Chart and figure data

-- begin --

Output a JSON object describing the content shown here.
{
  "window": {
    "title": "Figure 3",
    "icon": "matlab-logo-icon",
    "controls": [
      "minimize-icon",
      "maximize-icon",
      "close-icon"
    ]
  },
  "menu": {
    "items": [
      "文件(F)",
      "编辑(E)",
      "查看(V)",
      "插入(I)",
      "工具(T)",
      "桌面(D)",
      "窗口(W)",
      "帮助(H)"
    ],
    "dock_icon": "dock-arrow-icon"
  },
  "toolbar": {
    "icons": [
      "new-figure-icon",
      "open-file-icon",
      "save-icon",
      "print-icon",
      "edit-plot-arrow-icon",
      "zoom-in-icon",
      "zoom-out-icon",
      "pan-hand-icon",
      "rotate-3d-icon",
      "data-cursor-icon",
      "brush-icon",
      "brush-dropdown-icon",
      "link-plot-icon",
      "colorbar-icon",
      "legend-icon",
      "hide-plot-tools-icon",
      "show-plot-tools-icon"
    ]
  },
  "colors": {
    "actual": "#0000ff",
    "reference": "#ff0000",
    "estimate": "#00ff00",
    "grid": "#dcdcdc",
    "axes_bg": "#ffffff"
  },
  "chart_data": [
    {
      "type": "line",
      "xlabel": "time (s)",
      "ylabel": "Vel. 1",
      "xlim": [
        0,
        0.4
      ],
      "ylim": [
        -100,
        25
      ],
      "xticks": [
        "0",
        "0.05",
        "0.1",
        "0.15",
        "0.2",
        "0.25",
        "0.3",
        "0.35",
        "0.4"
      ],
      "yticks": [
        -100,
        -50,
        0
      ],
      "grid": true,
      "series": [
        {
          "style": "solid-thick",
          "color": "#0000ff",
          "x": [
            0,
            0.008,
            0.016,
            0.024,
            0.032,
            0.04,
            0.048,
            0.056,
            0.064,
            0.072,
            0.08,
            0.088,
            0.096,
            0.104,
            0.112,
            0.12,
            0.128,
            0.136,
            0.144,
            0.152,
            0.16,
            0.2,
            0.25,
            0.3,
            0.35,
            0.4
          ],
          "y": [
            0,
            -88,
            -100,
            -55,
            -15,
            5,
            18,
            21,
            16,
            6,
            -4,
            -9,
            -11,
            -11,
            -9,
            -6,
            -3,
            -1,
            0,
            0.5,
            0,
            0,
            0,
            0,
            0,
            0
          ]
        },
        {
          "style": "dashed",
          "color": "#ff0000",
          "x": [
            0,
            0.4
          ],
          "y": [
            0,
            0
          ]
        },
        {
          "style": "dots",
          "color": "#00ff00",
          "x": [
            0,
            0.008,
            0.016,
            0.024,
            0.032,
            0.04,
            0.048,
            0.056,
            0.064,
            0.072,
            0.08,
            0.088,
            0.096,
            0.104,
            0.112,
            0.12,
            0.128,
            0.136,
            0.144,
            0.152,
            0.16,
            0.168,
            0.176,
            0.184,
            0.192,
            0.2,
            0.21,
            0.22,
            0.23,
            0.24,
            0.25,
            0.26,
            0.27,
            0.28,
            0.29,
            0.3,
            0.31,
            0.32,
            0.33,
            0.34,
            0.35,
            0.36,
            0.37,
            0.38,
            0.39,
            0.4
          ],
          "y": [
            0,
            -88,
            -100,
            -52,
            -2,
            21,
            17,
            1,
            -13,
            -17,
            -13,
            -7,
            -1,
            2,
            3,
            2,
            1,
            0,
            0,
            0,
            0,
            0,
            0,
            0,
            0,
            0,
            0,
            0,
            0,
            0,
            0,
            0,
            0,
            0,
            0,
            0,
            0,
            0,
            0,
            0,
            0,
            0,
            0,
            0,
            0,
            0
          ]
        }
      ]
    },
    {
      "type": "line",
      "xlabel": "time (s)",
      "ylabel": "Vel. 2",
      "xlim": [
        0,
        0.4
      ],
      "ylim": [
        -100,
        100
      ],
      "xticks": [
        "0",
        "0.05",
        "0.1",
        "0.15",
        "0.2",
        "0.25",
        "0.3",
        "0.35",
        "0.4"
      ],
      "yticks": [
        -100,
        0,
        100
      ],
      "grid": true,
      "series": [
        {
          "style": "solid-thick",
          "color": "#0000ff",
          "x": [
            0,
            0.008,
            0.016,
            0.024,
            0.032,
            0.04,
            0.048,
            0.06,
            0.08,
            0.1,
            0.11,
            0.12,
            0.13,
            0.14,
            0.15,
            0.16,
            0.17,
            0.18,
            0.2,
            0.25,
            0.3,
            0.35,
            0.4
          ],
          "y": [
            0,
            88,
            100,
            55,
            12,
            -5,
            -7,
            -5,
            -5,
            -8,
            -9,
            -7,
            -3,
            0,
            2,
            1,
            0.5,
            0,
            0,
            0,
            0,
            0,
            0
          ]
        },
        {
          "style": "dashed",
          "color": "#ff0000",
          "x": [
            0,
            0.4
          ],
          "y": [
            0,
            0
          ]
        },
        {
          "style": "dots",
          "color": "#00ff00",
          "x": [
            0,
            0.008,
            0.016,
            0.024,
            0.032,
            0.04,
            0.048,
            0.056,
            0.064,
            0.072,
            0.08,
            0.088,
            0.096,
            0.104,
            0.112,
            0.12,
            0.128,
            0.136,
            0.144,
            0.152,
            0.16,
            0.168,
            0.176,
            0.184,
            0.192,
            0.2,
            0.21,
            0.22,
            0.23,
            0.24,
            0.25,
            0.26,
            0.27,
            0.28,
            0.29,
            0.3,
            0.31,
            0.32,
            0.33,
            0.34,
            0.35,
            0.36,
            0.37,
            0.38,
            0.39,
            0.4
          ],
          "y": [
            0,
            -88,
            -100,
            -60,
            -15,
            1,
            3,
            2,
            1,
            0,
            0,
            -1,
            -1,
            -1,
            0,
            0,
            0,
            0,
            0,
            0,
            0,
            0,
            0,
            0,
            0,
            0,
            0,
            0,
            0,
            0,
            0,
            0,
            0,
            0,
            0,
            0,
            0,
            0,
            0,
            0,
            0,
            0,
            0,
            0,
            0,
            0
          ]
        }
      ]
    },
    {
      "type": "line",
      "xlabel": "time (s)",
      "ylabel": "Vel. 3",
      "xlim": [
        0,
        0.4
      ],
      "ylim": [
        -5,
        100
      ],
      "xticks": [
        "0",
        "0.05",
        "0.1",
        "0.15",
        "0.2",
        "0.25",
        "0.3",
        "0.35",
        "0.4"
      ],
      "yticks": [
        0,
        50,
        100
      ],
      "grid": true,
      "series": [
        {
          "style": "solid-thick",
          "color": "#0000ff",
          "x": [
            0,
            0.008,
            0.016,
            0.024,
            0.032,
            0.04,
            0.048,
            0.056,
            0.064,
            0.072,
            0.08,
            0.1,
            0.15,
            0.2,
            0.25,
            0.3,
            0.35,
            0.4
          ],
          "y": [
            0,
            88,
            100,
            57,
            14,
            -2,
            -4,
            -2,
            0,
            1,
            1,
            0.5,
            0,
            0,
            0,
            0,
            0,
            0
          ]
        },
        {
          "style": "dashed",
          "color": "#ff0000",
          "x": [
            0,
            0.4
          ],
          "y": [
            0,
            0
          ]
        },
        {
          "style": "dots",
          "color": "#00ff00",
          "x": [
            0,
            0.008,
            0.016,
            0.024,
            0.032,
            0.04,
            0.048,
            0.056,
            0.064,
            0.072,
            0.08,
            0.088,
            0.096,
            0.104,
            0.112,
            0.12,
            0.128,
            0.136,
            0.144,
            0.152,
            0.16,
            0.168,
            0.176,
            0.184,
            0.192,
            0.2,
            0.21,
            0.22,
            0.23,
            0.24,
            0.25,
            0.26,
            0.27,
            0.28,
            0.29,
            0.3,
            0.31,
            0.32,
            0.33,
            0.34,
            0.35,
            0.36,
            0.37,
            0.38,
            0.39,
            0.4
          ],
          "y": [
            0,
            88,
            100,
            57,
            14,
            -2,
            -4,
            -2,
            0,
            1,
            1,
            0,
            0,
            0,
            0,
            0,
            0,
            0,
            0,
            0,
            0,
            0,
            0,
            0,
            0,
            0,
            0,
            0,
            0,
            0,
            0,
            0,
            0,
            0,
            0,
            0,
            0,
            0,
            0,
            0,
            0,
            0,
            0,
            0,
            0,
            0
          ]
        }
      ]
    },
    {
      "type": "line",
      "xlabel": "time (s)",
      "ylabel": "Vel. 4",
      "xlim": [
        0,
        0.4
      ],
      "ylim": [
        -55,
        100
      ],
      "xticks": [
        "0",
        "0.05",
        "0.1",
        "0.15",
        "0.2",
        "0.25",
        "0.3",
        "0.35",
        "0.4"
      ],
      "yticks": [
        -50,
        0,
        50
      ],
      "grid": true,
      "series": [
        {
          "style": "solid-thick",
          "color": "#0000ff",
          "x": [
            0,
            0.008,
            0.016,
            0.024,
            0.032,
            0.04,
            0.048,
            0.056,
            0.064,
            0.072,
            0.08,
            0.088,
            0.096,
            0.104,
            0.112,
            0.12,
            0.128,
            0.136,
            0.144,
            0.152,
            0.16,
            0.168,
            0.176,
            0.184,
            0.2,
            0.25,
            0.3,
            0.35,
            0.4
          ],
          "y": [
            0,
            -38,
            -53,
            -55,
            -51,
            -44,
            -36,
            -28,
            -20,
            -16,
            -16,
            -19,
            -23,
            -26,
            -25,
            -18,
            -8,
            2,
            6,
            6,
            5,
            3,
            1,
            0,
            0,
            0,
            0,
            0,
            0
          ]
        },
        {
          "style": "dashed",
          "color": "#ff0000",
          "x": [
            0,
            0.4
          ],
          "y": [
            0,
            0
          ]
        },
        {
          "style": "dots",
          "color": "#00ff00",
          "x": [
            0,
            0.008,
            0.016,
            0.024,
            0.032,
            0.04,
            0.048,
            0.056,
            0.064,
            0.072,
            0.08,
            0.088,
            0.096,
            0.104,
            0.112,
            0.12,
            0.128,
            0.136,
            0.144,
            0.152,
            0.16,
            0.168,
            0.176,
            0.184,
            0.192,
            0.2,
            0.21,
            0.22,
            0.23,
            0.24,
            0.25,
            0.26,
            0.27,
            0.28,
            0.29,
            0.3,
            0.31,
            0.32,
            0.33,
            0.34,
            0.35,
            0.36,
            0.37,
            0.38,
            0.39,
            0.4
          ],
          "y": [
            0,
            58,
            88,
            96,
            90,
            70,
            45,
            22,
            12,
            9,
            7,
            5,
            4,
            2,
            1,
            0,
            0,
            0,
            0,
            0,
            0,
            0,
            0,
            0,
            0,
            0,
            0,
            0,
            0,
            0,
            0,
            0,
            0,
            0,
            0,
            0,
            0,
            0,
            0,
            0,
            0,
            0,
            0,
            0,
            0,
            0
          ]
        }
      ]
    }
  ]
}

-- end --

■ WHAT YOU ARE ASKED TO DO ■
Your answer should be a single number: the count of lines in the entries that contain the word "arrow".

■ WRITTEN SOLUTION ■
2